◆ What to work on:
Pull every line holding the string "blockquote" from the records below.

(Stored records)
======

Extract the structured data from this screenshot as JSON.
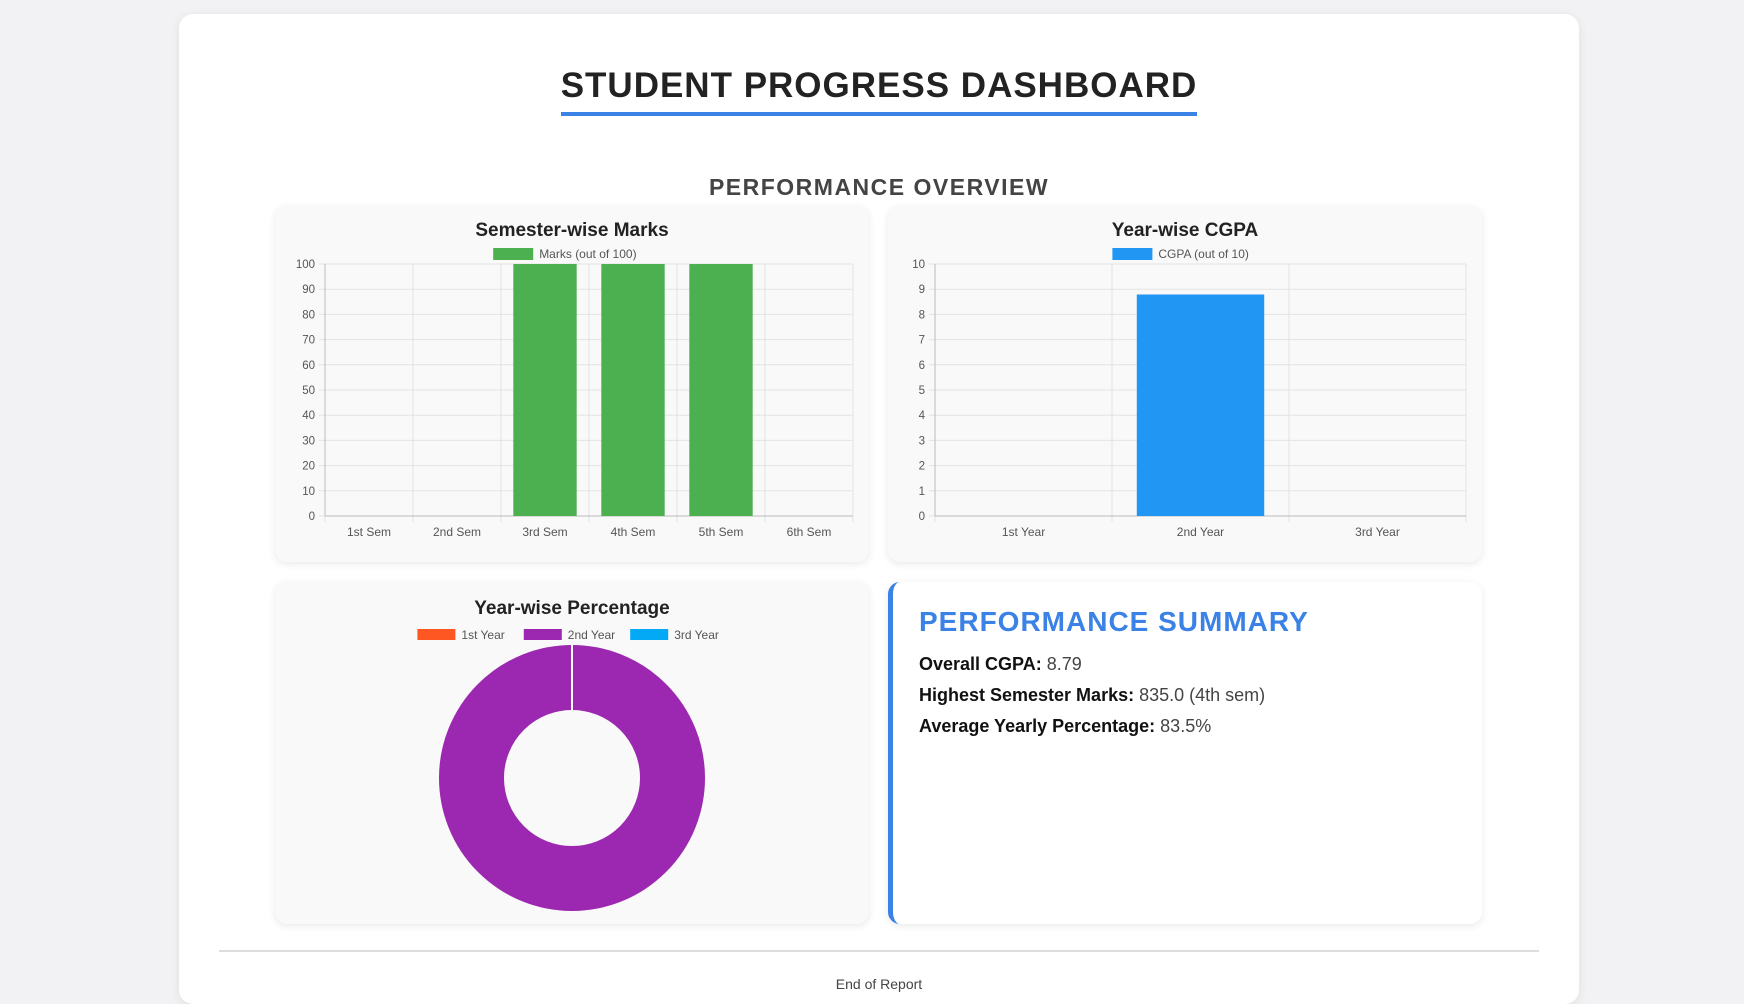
{
  "page": {
    "title": "STUDENT PROGRESS DASHBOARD",
    "section_title": "PERFORMANCE OVERVIEW",
    "footer": "End of Report"
  },
  "chart_data": [
    {
      "id": "marks",
      "type": "bar",
      "title": "Semester-wise Marks",
      "categories": [
        "1st Sem",
        "2nd Sem",
        "3rd Sem",
        "4th Sem",
        "5th Sem",
        "6th Sem"
      ],
      "series": [
        {
          "name": "Marks (out of 100)",
          "values": [
            0,
            0,
            100,
            100,
            100,
            0
          ],
          "color": "#4caf50"
        }
      ],
      "ylim": [
        0,
        100
      ],
      "yticks": [
        0,
        10,
        20,
        30,
        40,
        50,
        60,
        70,
        80,
        90,
        100
      ],
      "grid": true,
      "legend": "top"
    },
    {
      "id": "cgpa",
      "type": "bar",
      "title": "Year-wise CGPA",
      "categories": [
        "1st Year",
        "2nd Year",
        "3rd Year"
      ],
      "series": [
        {
          "name": "CGPA (out of 10)",
          "values": [
            0,
            8.79,
            0
          ],
          "color": "#2196f3"
        }
      ],
      "ylim": [
        0,
        10
      ],
      "yticks": [
        0,
        1,
        2,
        3,
        4,
        5,
        6,
        7,
        8,
        9,
        10
      ],
      "grid": true,
      "legend": "top"
    },
    {
      "id": "pct",
      "type": "pie",
      "title": "Year-wise Percentage",
      "labels": [
        "1st Year",
        "2nd Year",
        "3rd Year"
      ],
      "values": [
        0,
        83.5,
        0
      ],
      "colors": [
        "#ff5722",
        "#9c27b0",
        "#03a9f4"
      ],
      "legend": "top"
    }
  ],
  "summary": {
    "title": "PERFORMANCE SUMMARY",
    "overall_cgpa_label": "Overall CGPA:",
    "overall_cgpa_value": "8.79",
    "highest_marks_label": "Highest Semester Marks:",
    "highest_marks_value": "835.0 (4th sem)",
    "avg_pct_label": "Average Yearly Percentage:",
    "avg_pct_value": "83.5%"
  }
}
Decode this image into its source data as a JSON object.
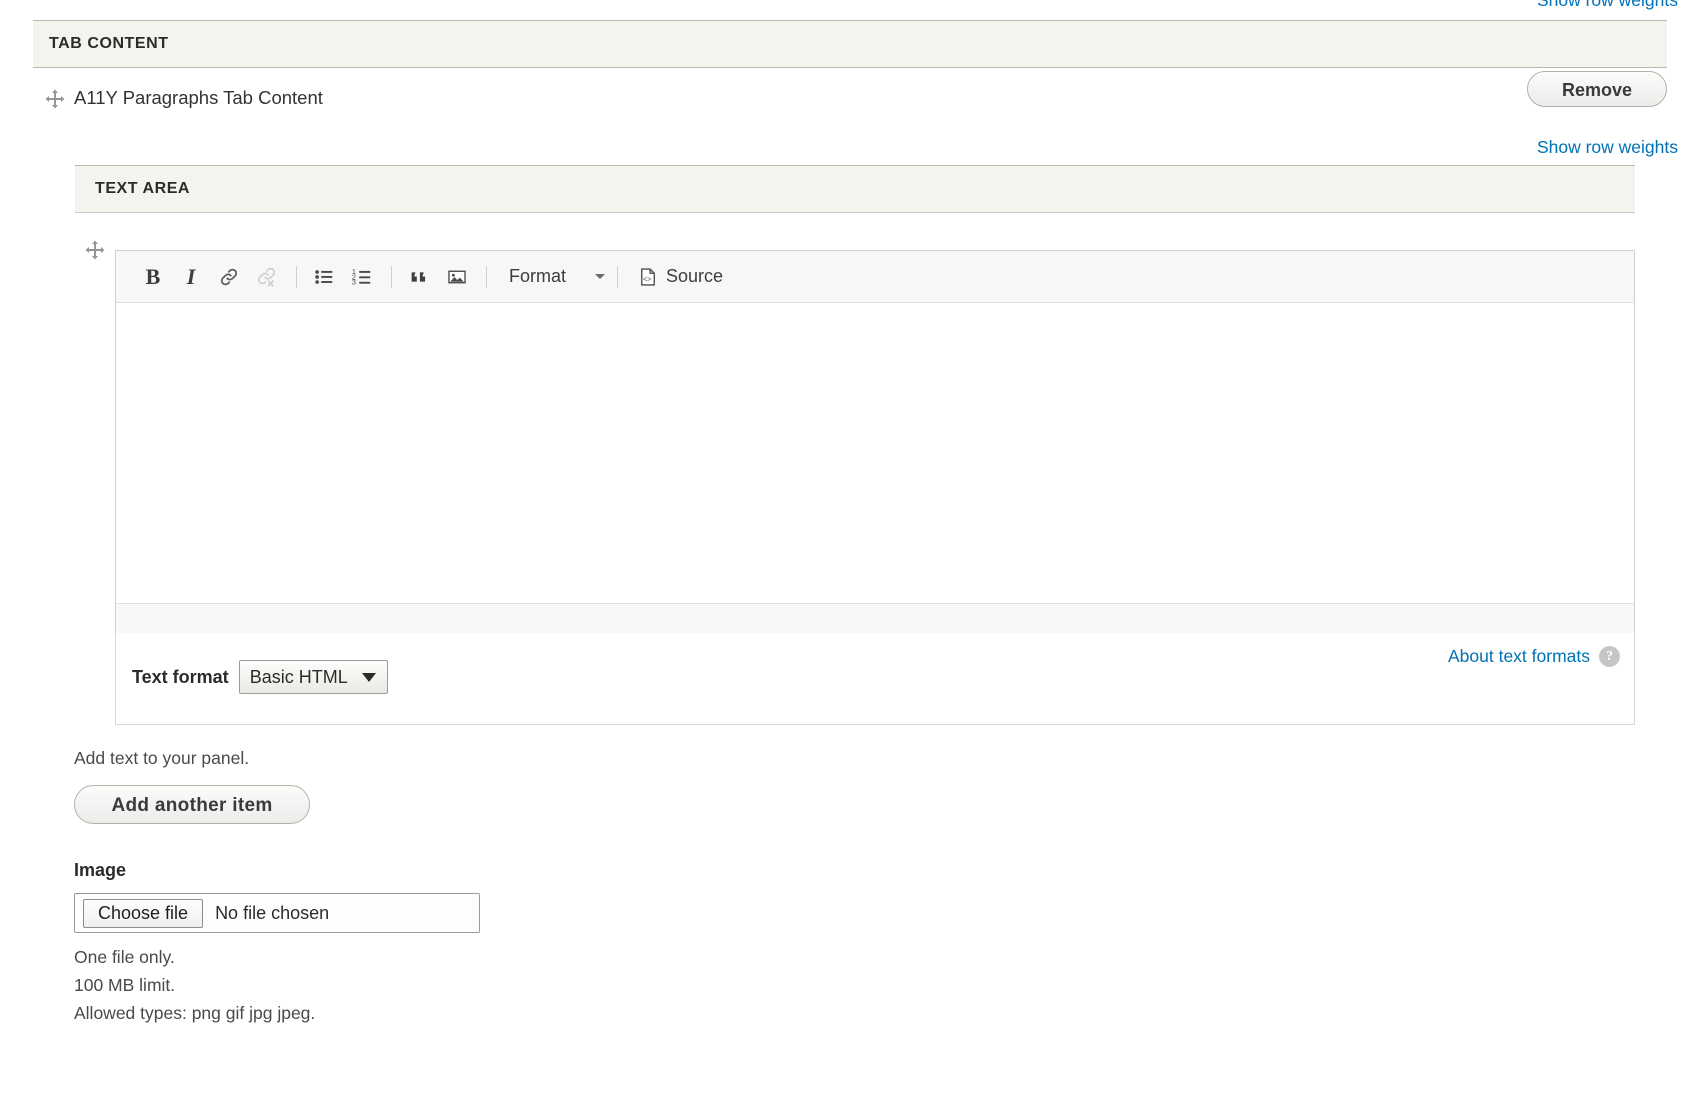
{
  "top": {
    "show_row_weights": "Show row weights"
  },
  "tab_content": {
    "header": "TAB CONTENT",
    "paragraph_label": "A11Y Paragraphs Tab Content",
    "remove_label": "Remove",
    "show_row_weights": "Show row weights",
    "drag_icon": "move-arrows-icon"
  },
  "text_area": {
    "header": "TEXT AREA",
    "drag_icon": "move-arrows-icon"
  },
  "editor": {
    "toolbar": [
      {
        "name": "bold-button",
        "icon": "bold-icon",
        "label": "B",
        "disabled": false
      },
      {
        "name": "italic-button",
        "icon": "italic-icon",
        "label": "I",
        "disabled": false
      },
      {
        "name": "link-button",
        "icon": "link-icon",
        "label": "",
        "disabled": false
      },
      {
        "name": "unlink-button",
        "icon": "unlink-icon",
        "label": "",
        "disabled": true
      },
      {
        "name": "bulleted-list-button",
        "icon": "bulleted-list-icon",
        "label": "",
        "disabled": false
      },
      {
        "name": "numbered-list-button",
        "icon": "numbered-list-icon",
        "label": "",
        "disabled": false
      },
      {
        "name": "blockquote-button",
        "icon": "blockquote-icon",
        "label": "",
        "disabled": false
      },
      {
        "name": "image-button",
        "icon": "image-icon",
        "label": "",
        "disabled": false
      }
    ],
    "format_combo_label": "Format",
    "source_label": "Source",
    "source_icon": "source-code-icon",
    "body_value": ""
  },
  "text_format": {
    "label": "Text format",
    "selected": "Basic HTML",
    "options": [
      "Basic HTML"
    ],
    "about_link": "About text formats",
    "help_icon": "question-mark-icon",
    "help_glyph": "?"
  },
  "bottom": {
    "description": "Add text to your panel.",
    "add_another_label": "Add another item",
    "image_label": "Image",
    "file": {
      "button_label": "Choose file",
      "status": "No file chosen"
    },
    "hints": [
      "One file only.",
      "100 MB limit.",
      "Allowed types: png gif jpg jpeg."
    ]
  },
  "colors": {
    "link": "#0071b3",
    "header_bg": "#f3f4ee",
    "header_border": "#b8b8ad",
    "toolbar_bg": "#f7f7f7",
    "text": "#333333"
  }
}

======

◆ Task response:
        "name": "blockquote-button",
        "icon": "blockquote-icon",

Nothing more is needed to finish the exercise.